## WHAT IS BEING ASKED
A faithful transcription of all the data is required.
╔══
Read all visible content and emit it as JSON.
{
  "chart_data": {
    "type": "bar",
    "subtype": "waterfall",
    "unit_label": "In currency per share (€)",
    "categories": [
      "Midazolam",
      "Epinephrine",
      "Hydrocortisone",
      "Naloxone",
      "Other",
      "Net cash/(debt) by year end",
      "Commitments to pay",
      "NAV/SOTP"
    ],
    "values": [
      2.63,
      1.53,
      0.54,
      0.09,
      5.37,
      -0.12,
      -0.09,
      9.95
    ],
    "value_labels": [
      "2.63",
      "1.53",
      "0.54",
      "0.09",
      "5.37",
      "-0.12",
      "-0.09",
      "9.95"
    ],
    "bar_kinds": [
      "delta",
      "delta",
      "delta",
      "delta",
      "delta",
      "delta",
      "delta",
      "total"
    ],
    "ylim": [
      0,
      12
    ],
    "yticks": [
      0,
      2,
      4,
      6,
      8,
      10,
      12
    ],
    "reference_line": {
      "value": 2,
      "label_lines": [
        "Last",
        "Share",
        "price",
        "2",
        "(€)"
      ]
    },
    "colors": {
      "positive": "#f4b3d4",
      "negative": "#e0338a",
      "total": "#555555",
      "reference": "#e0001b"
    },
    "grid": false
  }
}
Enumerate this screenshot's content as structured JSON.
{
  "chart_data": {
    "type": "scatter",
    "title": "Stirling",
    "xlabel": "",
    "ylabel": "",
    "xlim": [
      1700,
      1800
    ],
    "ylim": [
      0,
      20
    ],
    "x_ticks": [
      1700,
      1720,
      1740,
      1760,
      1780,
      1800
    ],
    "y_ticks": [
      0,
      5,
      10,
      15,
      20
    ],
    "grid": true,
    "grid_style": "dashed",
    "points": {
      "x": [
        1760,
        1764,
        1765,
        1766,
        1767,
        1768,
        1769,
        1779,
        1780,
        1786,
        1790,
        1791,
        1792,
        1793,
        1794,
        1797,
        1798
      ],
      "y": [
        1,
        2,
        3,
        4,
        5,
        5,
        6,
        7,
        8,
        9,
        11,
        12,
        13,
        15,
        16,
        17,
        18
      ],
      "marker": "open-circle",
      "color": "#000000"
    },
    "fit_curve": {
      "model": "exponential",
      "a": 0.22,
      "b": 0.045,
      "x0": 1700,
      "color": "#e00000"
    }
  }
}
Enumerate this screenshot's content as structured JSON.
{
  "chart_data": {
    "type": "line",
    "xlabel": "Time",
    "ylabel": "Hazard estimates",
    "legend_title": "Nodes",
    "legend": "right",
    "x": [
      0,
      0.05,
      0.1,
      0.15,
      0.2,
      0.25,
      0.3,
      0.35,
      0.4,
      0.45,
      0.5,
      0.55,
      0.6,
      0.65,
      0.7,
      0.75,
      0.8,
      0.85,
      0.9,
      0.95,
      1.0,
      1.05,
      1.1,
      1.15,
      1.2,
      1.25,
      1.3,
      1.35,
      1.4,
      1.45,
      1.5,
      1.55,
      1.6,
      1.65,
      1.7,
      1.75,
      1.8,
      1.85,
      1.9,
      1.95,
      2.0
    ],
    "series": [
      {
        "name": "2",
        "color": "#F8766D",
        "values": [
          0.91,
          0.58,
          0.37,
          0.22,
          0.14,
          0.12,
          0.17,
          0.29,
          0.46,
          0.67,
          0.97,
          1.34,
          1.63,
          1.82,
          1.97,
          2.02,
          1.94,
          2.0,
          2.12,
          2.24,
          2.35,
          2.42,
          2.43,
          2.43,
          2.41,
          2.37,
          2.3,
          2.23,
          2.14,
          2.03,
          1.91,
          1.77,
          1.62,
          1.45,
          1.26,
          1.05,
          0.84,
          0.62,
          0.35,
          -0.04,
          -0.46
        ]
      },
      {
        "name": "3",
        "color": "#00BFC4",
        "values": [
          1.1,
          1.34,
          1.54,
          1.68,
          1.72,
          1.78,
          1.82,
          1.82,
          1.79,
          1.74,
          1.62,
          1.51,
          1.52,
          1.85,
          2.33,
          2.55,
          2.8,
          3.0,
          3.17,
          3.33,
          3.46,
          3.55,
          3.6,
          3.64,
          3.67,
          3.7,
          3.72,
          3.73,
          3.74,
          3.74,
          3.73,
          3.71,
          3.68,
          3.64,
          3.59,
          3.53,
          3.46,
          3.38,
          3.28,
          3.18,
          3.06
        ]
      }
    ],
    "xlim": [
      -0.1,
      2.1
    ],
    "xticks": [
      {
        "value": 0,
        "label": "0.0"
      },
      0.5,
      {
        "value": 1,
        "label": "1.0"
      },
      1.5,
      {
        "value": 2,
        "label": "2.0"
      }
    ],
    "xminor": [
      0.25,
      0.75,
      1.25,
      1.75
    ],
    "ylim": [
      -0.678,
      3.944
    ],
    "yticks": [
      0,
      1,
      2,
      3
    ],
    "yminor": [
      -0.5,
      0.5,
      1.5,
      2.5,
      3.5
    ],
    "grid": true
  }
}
╚══
## CORRECT RESPONSE
Read all visible content and emit it as JSON.
{
  "chart_data": {
    "type": "bar",
    "subtype": "waterfall",
    "unit_label": "In currency per share (€)",
    "categories": [
      "Midazolam",
      "Epinephrine",
      "Hydrocortisone",
      "Naloxone",
      "Other",
      "Net cash/(debt) by year end",
      "Commitments to pay",
      "NAV/SOTP"
    ],
    "values": [
      2.63,
      1.53,
      0.54,
      0.09,
      5.37,
      -0.12,
      -0.09,
      9.95
    ],
    "value_labels": [
      "2.63",
      "1.53",
      "0.54",
      "0.09",
      "5.37",
      "-0.12",
      "-0.09",
      "9.95"
    ],
    "bar_kinds": [
      "delta",
      "delta",
      "delta",
      "delta",
      "delta",
      "delta",
      "delta",
      "total"
    ],
    "ylim": [
      0,
      12
    ],
    "yticks": [
      0,
      2,
      4,
      6,
      8,
      10,
      12
    ],
    "reference_line": {
      "value": 2,
      "label_lines": [
        "Last",
        "Share",
        "price",
        "2",
        "(€)"
      ]
    },
    "colors": {
      "positive": "#f4b3d4",
      "negative": "#e0338a",
      "total": "#555555",
      "reference": "#e0001b"
    },
    "grid": false
  }
}
Enumerate this screenshot's content as structured JSON.
{
  "chart_data": {
    "type": "scatter",
    "title": "Stirling",
    "xlabel": "",
    "ylabel": "",
    "xlim": [
      1700,
      1800
    ],
    "ylim": [
      0,
      20
    ],
    "x_ticks": [
      1700,
      1720,
      1740,
      1760,
      1780,
      1800
    ],
    "y_ticks": [
      0,
      5,
      10,
      15,
      20
    ],
    "grid": true,
    "grid_style": "dashed",
    "points": {
      "x": [
        1760,
        1764,
        1765,
        1766,
        1767,
        1768,
        1769,
        1779,
        1780,
        1786,
        1790,
        1791,
        1792,
        1793,
        1794,
        1797,
        1798
      ],
      "y": [
        1,
        2,
        3,
        4,
        5,
        5,
        6,
        7,
        8,
        9,
        11,
        12,
        13,
        15,
        16,
        17,
        18
      ],
      "marker": "open-circle",
      "color": "#000000"
    },
    "fit_curve": {
      "model": "exponential",
      "a": 0.22,
      "b": 0.045,
      "x0": 1700,
      "color": "#e00000"
    }
  }
}
Enumerate this screenshot's content as structured JSON.
{
  "chart_data": {
    "type": "line",
    "xlabel": "Time",
    "ylabel": "Hazard estimates",
    "legend_title": "Nodes",
    "legend": "right",
    "x": [
      0,
      0.05,
      0.1,
      0.15,
      0.2,
      0.25,
      0.3,
      0.35,
      0.4,
      0.45,
      0.5,
      0.55,
      0.6,
      0.65,
      0.7,
      0.75,
      0.8,
      0.85,
      0.9,
      0.95,
      1.0,
      1.05,
      1.1,
      1.15,
      1.2,
      1.25,
      1.3,
      1.35,
      1.4,
      1.45,
      1.5,
      1.55,
      1.6,
      1.65,
      1.7,
      1.75,
      1.8,
      1.85,
      1.9,
      1.95,
      2.0
    ],
    "series": [
      {
        "name": "2",
        "color": "#F8766D",
        "values": [
          0.91,
          0.58,
          0.37,
          0.22,
          0.14,
          0.12,
          0.17,
          0.29,
          0.46,
          0.67,
          0.97,
          1.34,
          1.63,
          1.82,
          1.97,
          2.02,
          1.94,
          2.0,
          2.12,
          2.24,
          2.35,
          2.42,
          2.43,
          2.43,
          2.41,
          2.37,
          2.3,
          2.23,
          2.14,
          2.03,
          1.91,
          1.77,
          1.62,
          1.45,
          1.26,
          1.05,
          0.84,
          0.62,
          0.35,
          -0.04,
          -0.46
        ]
      },
      {
        "name": "3",
        "color": "#00BFC4",
        "values": [
          1.1,
          1.34,
          1.54,
          1.68,
          1.72,
          1.78,
          1.82,
          1.82,
          1.79,
          1.74,
          1.62,
          1.51,
          1.52,
          1.85,
          2.33,
          2.55,
          2.8,
          3.0,
          3.17,
          3.33,
          3.46,
          3.55,
          3.6,
          3.64,
          3.67,
          3.7,
          3.72,
          3.73,
          3.74,
          3.74,
          3.73,
          3.71,
          3.68,
          3.64,
          3.59,
          3.53,
          3.46,
          3.38,
          3.28,
          3.18,
          3.06
        ]
      }
    ],
    "xlim": [
      -0.1,
      2.1
    ],
    "xticks": [
      {
        "value": 0,
        "label": "0.0"
      },
      0.5,
      {
        "value": 1,
        "label": "1.0"
      },
      1.5,
      {
        "value": 2,
        "label": "2.0"
      }
    ],
    "xminor": [
      0.25,
      0.75,
      1.25,
      1.75
    ],
    "ylim": [
      -0.678,
      3.944
    ],
    "yticks": [
      0,
      1,
      2,
      3
    ],
    "yminor": [
      -0.5,
      0.5,
      1.5,
      2.5,
      3.5
    ],
    "grid": true
  }
}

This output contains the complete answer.